- **Directions**:
Look for the string "cals" and copy every line that has it.

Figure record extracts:
┌──

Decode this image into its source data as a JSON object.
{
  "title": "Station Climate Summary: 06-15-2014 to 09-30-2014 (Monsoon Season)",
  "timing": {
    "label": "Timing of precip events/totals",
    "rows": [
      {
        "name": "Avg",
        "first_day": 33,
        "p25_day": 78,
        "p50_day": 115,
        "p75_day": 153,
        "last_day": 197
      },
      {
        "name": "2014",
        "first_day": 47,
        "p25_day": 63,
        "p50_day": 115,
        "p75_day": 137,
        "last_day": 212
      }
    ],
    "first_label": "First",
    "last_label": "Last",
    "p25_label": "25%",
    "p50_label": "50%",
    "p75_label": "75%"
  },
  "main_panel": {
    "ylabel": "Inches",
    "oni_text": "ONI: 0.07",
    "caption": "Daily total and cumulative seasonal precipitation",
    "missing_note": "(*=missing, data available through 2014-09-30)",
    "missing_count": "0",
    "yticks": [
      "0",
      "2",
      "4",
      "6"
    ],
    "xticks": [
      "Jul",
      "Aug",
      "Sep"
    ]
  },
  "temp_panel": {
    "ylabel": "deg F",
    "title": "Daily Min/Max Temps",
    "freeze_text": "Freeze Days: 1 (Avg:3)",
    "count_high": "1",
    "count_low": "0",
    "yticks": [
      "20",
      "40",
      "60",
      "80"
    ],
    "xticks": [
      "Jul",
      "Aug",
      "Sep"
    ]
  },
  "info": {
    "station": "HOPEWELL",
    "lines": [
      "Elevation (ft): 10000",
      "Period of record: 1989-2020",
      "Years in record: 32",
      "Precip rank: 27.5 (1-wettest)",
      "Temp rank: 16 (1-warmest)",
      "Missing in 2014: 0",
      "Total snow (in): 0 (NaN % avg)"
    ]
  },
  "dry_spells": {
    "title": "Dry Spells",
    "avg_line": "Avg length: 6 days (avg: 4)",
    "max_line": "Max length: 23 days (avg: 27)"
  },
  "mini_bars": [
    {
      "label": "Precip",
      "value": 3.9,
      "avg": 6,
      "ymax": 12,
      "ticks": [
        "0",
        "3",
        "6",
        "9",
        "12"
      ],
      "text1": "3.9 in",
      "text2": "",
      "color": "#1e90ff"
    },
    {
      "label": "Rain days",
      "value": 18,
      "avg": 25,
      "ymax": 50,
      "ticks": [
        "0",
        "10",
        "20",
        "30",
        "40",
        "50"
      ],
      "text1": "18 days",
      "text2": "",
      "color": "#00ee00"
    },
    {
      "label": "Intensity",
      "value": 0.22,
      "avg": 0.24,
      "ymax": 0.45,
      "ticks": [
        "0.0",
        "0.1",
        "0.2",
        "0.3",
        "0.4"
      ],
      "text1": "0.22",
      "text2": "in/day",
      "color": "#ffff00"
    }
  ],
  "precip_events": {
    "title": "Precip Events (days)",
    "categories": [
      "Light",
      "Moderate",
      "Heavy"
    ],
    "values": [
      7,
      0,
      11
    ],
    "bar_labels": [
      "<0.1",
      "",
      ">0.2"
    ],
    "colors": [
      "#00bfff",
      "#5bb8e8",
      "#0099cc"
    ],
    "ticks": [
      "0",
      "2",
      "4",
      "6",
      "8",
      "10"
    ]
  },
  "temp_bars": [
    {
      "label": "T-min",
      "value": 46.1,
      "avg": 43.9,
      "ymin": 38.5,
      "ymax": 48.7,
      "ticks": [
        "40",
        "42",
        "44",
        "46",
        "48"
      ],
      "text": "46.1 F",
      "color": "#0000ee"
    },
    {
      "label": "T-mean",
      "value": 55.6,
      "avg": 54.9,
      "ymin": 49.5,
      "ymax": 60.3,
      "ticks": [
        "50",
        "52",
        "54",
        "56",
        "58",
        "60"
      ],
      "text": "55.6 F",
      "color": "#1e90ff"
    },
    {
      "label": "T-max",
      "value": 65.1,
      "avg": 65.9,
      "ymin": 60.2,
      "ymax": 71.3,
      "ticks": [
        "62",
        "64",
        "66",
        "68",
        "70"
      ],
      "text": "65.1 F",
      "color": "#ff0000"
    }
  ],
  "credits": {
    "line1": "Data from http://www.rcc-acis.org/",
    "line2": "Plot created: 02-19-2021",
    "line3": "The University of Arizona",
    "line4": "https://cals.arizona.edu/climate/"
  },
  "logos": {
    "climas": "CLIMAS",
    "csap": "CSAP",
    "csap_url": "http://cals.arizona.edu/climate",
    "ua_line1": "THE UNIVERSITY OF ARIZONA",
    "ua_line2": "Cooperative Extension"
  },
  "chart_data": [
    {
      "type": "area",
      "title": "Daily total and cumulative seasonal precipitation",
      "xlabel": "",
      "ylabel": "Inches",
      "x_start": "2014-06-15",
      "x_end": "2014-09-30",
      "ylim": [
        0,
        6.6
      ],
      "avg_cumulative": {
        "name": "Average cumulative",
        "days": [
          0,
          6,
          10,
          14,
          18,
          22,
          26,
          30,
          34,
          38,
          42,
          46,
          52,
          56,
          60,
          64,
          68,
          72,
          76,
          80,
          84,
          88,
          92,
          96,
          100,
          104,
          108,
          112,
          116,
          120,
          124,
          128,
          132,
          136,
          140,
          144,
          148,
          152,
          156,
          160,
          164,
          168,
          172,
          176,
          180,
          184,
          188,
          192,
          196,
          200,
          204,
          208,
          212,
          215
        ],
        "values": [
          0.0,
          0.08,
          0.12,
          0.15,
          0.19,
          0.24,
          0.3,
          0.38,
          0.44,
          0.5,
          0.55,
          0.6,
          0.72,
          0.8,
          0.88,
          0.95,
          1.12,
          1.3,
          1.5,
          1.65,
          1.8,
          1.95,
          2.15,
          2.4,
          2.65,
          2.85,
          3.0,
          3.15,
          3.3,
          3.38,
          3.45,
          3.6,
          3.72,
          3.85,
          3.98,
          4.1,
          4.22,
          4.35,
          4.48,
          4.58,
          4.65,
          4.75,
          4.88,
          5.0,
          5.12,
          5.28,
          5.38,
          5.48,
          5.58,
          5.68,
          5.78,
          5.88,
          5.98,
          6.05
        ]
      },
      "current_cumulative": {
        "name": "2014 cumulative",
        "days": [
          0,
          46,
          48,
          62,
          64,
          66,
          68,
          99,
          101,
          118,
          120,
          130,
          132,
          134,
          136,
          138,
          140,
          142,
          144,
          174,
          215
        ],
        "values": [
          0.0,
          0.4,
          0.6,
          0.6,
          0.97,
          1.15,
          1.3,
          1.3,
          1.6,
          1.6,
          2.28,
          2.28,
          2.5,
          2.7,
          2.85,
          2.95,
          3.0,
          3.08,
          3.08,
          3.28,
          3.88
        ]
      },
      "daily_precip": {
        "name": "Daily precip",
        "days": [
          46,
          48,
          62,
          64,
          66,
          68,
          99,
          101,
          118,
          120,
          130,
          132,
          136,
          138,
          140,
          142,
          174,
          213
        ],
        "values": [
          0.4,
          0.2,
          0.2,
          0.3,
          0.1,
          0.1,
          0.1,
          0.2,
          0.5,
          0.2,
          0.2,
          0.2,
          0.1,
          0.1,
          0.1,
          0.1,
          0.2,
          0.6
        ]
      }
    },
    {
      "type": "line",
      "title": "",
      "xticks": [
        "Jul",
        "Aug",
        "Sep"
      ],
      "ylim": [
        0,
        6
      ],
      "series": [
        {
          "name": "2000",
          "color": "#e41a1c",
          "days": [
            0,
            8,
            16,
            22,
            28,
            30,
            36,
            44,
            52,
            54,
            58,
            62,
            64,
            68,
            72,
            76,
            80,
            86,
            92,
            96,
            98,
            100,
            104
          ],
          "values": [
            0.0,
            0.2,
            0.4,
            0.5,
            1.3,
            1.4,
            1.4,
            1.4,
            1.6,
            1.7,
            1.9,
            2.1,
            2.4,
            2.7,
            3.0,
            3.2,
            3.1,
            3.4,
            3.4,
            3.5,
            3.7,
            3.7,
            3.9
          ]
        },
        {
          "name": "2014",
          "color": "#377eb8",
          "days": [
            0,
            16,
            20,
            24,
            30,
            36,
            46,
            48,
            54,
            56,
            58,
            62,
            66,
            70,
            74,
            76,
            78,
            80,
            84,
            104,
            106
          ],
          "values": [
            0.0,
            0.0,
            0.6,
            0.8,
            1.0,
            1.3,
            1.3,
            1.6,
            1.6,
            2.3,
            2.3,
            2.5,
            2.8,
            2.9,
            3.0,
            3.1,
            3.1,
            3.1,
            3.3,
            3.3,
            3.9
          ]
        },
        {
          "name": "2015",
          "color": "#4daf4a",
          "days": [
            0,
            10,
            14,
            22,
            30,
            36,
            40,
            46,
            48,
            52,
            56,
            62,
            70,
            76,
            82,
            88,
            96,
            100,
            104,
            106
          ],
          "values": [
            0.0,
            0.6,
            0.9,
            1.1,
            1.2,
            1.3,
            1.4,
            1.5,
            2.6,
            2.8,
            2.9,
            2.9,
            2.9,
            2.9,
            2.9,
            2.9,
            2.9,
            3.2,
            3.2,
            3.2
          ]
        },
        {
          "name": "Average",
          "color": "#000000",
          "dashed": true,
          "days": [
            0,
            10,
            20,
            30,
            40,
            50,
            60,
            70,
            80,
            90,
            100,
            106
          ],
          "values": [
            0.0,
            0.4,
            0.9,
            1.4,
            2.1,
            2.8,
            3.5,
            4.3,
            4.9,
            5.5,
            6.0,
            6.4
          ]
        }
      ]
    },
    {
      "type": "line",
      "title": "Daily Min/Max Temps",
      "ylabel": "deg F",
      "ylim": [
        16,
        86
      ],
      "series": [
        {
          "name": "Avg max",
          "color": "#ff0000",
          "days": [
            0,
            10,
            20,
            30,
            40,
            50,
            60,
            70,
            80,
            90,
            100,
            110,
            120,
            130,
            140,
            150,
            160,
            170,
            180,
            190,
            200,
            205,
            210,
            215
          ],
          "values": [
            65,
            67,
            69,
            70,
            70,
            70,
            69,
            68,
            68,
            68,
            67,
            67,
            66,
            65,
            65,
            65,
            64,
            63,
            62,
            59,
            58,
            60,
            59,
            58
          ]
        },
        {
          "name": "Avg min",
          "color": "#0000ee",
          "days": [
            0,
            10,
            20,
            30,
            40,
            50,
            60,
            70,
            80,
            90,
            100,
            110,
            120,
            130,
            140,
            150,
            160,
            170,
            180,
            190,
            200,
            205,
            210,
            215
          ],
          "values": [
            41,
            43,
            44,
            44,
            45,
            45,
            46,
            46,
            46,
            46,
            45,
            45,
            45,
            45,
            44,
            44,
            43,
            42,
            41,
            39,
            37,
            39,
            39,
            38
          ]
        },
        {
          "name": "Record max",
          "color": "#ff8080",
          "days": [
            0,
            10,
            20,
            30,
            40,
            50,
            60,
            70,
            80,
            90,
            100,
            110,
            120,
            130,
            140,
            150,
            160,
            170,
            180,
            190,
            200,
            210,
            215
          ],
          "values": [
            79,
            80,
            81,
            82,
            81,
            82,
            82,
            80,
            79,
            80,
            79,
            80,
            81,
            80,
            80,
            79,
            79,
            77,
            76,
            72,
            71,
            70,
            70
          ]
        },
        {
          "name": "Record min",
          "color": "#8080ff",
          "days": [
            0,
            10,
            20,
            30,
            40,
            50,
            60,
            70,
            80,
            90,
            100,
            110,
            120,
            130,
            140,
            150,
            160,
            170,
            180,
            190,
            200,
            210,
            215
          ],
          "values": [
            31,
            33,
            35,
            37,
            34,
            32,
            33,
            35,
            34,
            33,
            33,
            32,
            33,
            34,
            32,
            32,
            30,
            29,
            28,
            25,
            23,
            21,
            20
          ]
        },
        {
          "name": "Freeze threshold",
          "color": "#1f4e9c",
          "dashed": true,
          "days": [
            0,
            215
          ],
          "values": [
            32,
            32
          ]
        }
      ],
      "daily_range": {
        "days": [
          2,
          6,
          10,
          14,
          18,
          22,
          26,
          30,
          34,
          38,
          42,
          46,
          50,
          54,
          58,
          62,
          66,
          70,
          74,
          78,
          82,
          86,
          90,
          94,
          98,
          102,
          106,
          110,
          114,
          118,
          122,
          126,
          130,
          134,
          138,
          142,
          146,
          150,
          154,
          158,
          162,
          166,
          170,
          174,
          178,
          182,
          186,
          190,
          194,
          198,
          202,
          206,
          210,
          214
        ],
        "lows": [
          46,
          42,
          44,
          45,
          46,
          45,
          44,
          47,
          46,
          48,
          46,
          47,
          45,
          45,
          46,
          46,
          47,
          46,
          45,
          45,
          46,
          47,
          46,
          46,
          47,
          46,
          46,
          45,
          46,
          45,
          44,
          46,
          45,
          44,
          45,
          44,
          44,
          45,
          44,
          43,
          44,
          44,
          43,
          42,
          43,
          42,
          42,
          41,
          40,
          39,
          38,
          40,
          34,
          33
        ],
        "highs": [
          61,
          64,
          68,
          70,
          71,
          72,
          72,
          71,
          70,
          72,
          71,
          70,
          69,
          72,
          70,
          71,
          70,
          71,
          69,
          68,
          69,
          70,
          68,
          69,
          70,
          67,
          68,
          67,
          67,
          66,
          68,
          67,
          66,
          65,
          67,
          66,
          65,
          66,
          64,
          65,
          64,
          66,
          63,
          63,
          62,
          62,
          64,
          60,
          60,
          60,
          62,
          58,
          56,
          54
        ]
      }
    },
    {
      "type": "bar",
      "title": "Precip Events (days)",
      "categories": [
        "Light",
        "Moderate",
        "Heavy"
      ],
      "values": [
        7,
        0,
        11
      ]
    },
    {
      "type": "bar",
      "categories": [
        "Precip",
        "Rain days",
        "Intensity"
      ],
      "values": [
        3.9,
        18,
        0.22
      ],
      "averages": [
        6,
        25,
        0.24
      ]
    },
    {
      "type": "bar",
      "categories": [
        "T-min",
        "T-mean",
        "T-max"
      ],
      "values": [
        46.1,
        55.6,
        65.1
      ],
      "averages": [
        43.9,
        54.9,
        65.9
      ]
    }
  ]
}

└──

- **Expected output**:
    "line4": "https://cals.arizona.edu/climate/"
    "csap_url": "http://cals.arizona.edu/climate",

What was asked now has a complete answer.